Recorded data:
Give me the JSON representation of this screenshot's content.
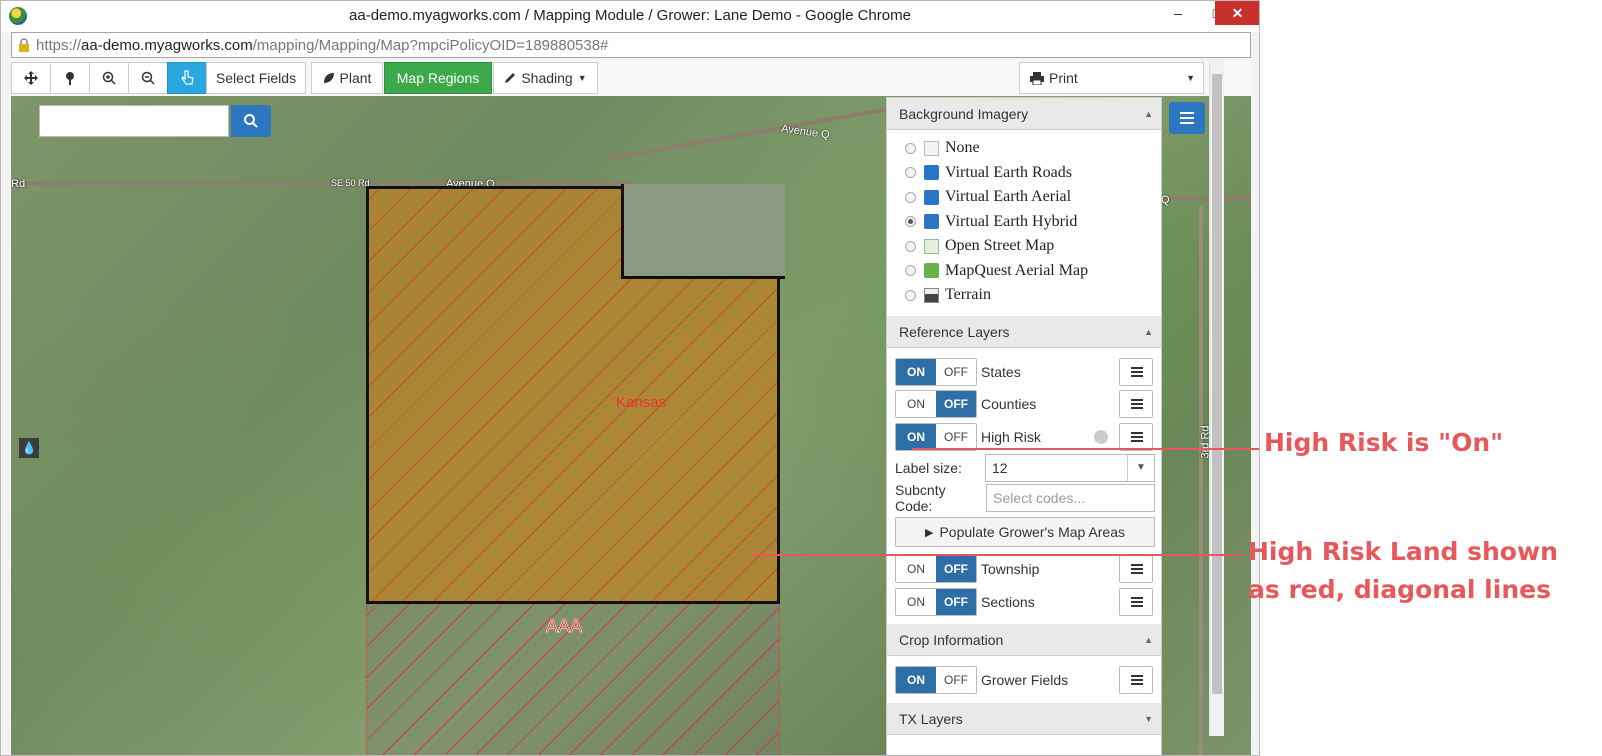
{
  "window": {
    "title": "aa-demo.myagworks.com / Mapping Module / Grower: Lane Demo - Google Chrome",
    "min": "–",
    "max": "□",
    "close": "✕"
  },
  "address": {
    "scheme": "https://",
    "host": "aa-demo.myagworks.com",
    "path": "/mapping/Mapping/Map?mpciPolicyOID=189880538#"
  },
  "toolbar": {
    "select_fields": "Select Fields",
    "plant": "Plant",
    "map_regions": "Map Regions",
    "shading": "Shading",
    "print": "Print"
  },
  "map": {
    "search_placeholder": "",
    "roads": {
      "avenue_q_top": "Avenue Q",
      "avenue_q_mid": "Avenue Q",
      "se50": "SE 50 Rd",
      "rd_left": "Rd",
      "third_rd": "3rd Rd",
      "q_right": "Q"
    },
    "regions": {
      "state_label": "Kansas",
      "aaa_label": "AAA"
    }
  },
  "panel": {
    "background_imagery": {
      "header": "Background Imagery",
      "options": [
        {
          "label": "None",
          "icon": "blank-icon",
          "selected": false
        },
        {
          "label": "Virtual Earth Roads",
          "icon": "bing-icon",
          "selected": false
        },
        {
          "label": "Virtual Earth Aerial",
          "icon": "bing-icon",
          "selected": false
        },
        {
          "label": "Virtual Earth Hybrid",
          "icon": "bing-icon",
          "selected": true
        },
        {
          "label": "Open Street Map",
          "icon": "osm-icon",
          "selected": false
        },
        {
          "label": "MapQuest Aerial Map",
          "icon": "mapquest-icon",
          "selected": false
        },
        {
          "label": "Terrain",
          "icon": "terrain-icon",
          "selected": false
        }
      ]
    },
    "reference_layers": {
      "header": "Reference Layers",
      "on": "ON",
      "off": "OFF",
      "layers": [
        {
          "label": "States",
          "state": "on"
        },
        {
          "label": "Counties",
          "state": "off"
        },
        {
          "label": "High Risk",
          "state": "on"
        }
      ],
      "label_size_label": "Label size:",
      "label_size_value": "12",
      "subcnty_label": "Subcnty Code:",
      "subcnty_placeholder": "Select codes...",
      "populate_button": "Populate Grower's Map Areas",
      "layers2": [
        {
          "label": "Township",
          "state": "off"
        },
        {
          "label": "Sections",
          "state": "off"
        }
      ]
    },
    "crop_information": {
      "header": "Crop Information",
      "layers": [
        {
          "label": "Grower Fields",
          "state": "on"
        }
      ]
    },
    "tx_layers": {
      "header": "TX Layers"
    }
  },
  "annotations": {
    "high_risk_on": "High Risk is \"On\"",
    "high_risk_land_1": "High Risk Land shown",
    "high_risk_land_2": "as red, diagonal lines"
  },
  "colors": {
    "annotation": "#e8575a",
    "toggle_on": "#2e6ea6",
    "map_regions": "#3ca94a",
    "high_risk_lines": "#dc3240"
  }
}
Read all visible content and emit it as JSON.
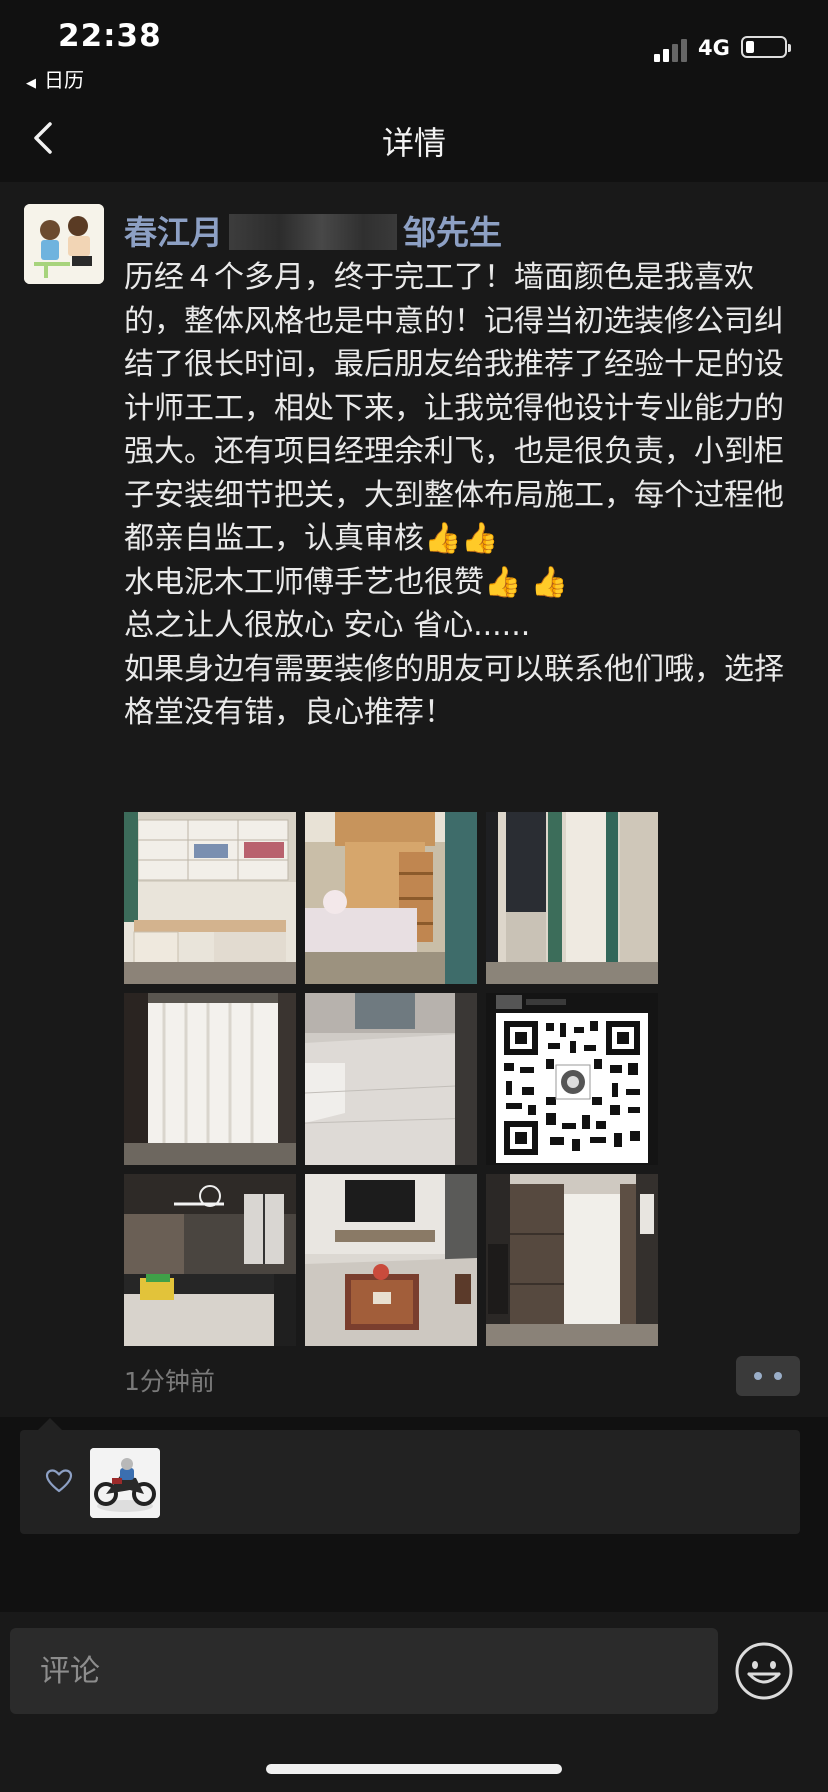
{
  "status_bar": {
    "time": "22:38",
    "back_app": "日历",
    "network": "4G",
    "signal_bars_filled": 2,
    "battery_level": 0.15
  },
  "nav": {
    "title": "详情",
    "back_icon": "chevron-left-icon"
  },
  "post": {
    "author_prefix": "春江月",
    "author_suffix": "邹先生",
    "text": "历经４个多月，终于完工了！墙面颜色是我喜欢的，整体风格也是中意的！记得当初选装修公司纠结了很长时间，最后朋友给我推荐了经验十足的设计师王工，相处下来，让我觉得他设计专业能力的强大。还有项目经理余利飞，也是很负责，小到柜子安装细节把关，大到整体布局施工，每个过程他都亲自监工，认真审核👍👍\n水电泥木工师傅手艺也很赞👍 👍\n总之让人很放心 安心 省心......\n如果身边有需要装修的朋友可以联系他们哦，选择格堂没有错，良心推荐！",
    "timestamp": "1分钟前",
    "photos": [
      {
        "name": "photo-study-desk"
      },
      {
        "name": "photo-bunk-bed"
      },
      {
        "name": "photo-curtain-window"
      },
      {
        "name": "photo-white-curtains"
      },
      {
        "name": "photo-empty-room"
      },
      {
        "name": "photo-qr-code"
      },
      {
        "name": "photo-kitchen"
      },
      {
        "name": "photo-living-room"
      },
      {
        "name": "photo-hallway-cabinet"
      }
    ]
  },
  "likes": {
    "icon": "heart-outline-icon",
    "count": 1
  },
  "comment": {
    "placeholder": "评论",
    "emoji_icon": "emoji-smile-icon"
  },
  "colors": {
    "background": "#111111",
    "panel": "#191919",
    "author_link": "#8da0c4",
    "timestamp": "#7a7a7a",
    "likes_panel": "#222222"
  }
}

Requirements> Omitting all images, retype each line of the records precisely.

Reply to the task>
Give me the JSON representation of this screenshot's content.
{
  "window": {
    "title": "aa-demo.myagworks.com / Mapping Module / Grower: Lane Demo - Google Chrome",
    "min": "–",
    "max": "□",
    "close": "✕"
  },
  "address": {
    "scheme": "https://",
    "host": "aa-demo.myagworks.com",
    "path": "/mapping/Mapping/Map?mpciPolicyOID=189880538#"
  },
  "toolbar": {
    "select_fields": "Select Fields",
    "plant": "Plant",
    "map_regions": "Map Regions",
    "shading": "Shading",
    "print": "Print"
  },
  "map": {
    "search_placeholder": "",
    "roads": {
      "avenue_q_top": "Avenue Q",
      "avenue_q_mid": "Avenue Q",
      "se50": "SE 50 Rd",
      "rd_left": "Rd",
      "third_rd": "3rd Rd",
      "q_right": "Q"
    },
    "regions": {
      "state_label": "Kansas",
      "aaa_label": "AAA"
    }
  },
  "panel": {
    "background_imagery": {
      "header": "Background Imagery",
      "options": [
        {
          "label": "None",
          "icon": "blank-icon",
          "selected": false
        },
        {
          "label": "Virtual Earth Roads",
          "icon": "bing-icon",
          "selected": false
        },
        {
          "label": "Virtual Earth Aerial",
          "icon": "bing-icon",
          "selected": false
        },
        {
          "label": "Virtual Earth Hybrid",
          "icon": "bing-icon",
          "selected": true
        },
        {
          "label": "Open Street Map",
          "icon": "osm-icon",
          "selected": false
        },
        {
          "label": "MapQuest Aerial Map",
          "icon": "mapquest-icon",
          "selected": false
        },
        {
          "label": "Terrain",
          "icon": "terrain-icon",
          "selected": false
        }
      ]
    },
    "reference_layers": {
      "header": "Reference Layers",
      "on": "ON",
      "off": "OFF",
      "layers": [
        {
          "label": "States",
          "state": "on"
        },
        {
          "label": "Counties",
          "state": "off"
        },
        {
          "label": "High Risk",
          "state": "on"
        }
      ],
      "label_size_label": "Label size:",
      "label_size_value": "12",
      "subcnty_label": "Subcnty Code:",
      "subcnty_placeholder": "Select codes...",
      "populate_button": "Populate Grower's Map Areas",
      "layers2": [
        {
          "label": "Township",
          "state": "off"
        },
        {
          "label": "Sections",
          "state": "off"
        }
      ]
    },
    "crop_information": {
      "header": "Crop Information",
      "layers": [
        {
          "label": "Grower Fields",
          "state": "on"
        }
      ]
    },
    "tx_layers": {
      "header": "TX Layers"
    }
  },
  "annotations": {
    "high_risk_on": "High Risk is \"On\"",
    "high_risk_land_1": "High Risk Land shown",
    "high_risk_land_2": "as red, diagonal lines"
  },
  "colors": {
    "annotation": "#e8575a",
    "toggle_on": "#2e6ea6",
    "map_regions": "#3ca94a",
    "high_risk_lines": "#dc3240"
  }
}
Read all visible content and emit it as JSON.
{
  "status_bar": {
    "time": "22:38",
    "back_app": "日历",
    "network": "4G",
    "signal_bars_filled": 2,
    "battery_level": 0.15
  },
  "nav": {
    "title": "详情",
    "back_icon": "chevron-left-icon"
  },
  "post": {
    "author_prefix": "春江月",
    "author_suffix": "邹先生",
    "text": "历经４个多月，终于完工了！墙面颜色是我喜欢的，整体风格也是中意的！记得当初选装修公司纠结了很长时间，最后朋友给我推荐了经验十足的设计师王工，相处下来，让我觉得他设计专业能力的强大。还有项目经理余利飞，也是很负责，小到柜子安装细节把关，大到整体布局施工，每个过程他都亲自监工，认真审核👍👍\n水电泥木工师傅手艺也很赞👍 👍\n总之让人很放心 安心 省心......\n如果身边有需要装修的朋友可以联系他们哦，选择格堂没有错，良心推荐！",
    "timestamp": "1分钟前",
    "photos": [
      {
        "name": "photo-study-desk"
      },
      {
        "name": "photo-bunk-bed"
      },
      {
        "name": "photo-curtain-window"
      },
      {
        "name": "photo-white-curtains"
      },
      {
        "name": "photo-empty-room"
      },
      {
        "name": "photo-qr-code"
      },
      {
        "name": "photo-kitchen"
      },
      {
        "name": "photo-living-room"
      },
      {
        "name": "photo-hallway-cabinet"
      }
    ]
  },
  "likes": {
    "icon": "heart-outline-icon",
    "count": 1
  },
  "comment": {
    "placeholder": "评论",
    "emoji_icon": "emoji-smile-icon"
  },
  "colors": {
    "background": "#111111",
    "panel": "#191919",
    "author_link": "#8da0c4",
    "timestamp": "#7a7a7a",
    "likes_panel": "#222222"
  }
}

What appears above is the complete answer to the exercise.